(Collection entries)
********************

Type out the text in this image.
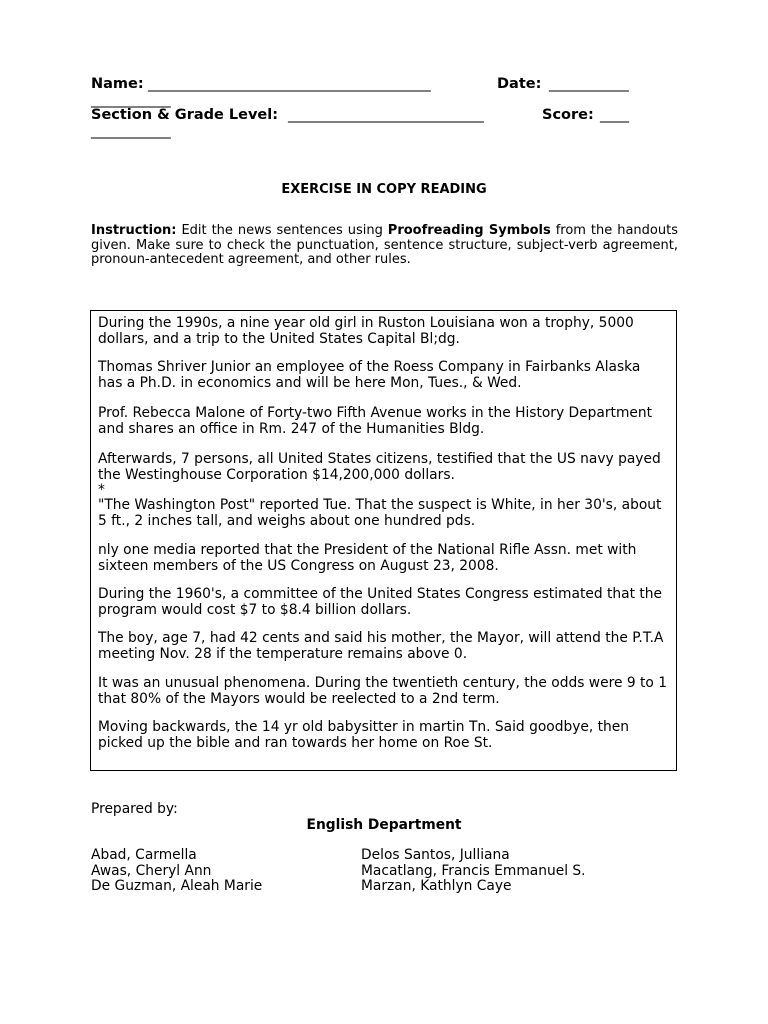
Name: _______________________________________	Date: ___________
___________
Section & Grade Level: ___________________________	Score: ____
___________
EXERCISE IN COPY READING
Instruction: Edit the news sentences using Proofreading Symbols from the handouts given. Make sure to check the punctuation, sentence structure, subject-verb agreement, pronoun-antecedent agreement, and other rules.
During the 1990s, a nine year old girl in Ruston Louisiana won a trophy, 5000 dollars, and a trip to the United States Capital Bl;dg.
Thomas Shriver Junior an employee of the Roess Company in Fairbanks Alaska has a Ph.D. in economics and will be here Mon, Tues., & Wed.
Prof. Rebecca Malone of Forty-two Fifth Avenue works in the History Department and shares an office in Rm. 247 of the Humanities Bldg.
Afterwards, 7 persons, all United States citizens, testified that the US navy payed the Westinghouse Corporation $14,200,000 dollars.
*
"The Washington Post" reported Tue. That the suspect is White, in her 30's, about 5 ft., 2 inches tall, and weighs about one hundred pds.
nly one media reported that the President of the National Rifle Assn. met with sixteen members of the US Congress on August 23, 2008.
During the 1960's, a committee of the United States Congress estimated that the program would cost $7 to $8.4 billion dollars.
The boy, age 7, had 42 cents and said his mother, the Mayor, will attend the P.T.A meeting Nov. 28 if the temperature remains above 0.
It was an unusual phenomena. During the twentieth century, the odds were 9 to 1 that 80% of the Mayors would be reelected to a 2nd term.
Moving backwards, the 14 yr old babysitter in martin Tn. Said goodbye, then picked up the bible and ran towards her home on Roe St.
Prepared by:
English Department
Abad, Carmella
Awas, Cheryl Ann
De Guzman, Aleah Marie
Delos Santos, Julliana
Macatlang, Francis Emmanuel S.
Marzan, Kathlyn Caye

********************

How many lines of these entries contain the string "United"? Reply with the number alone.

3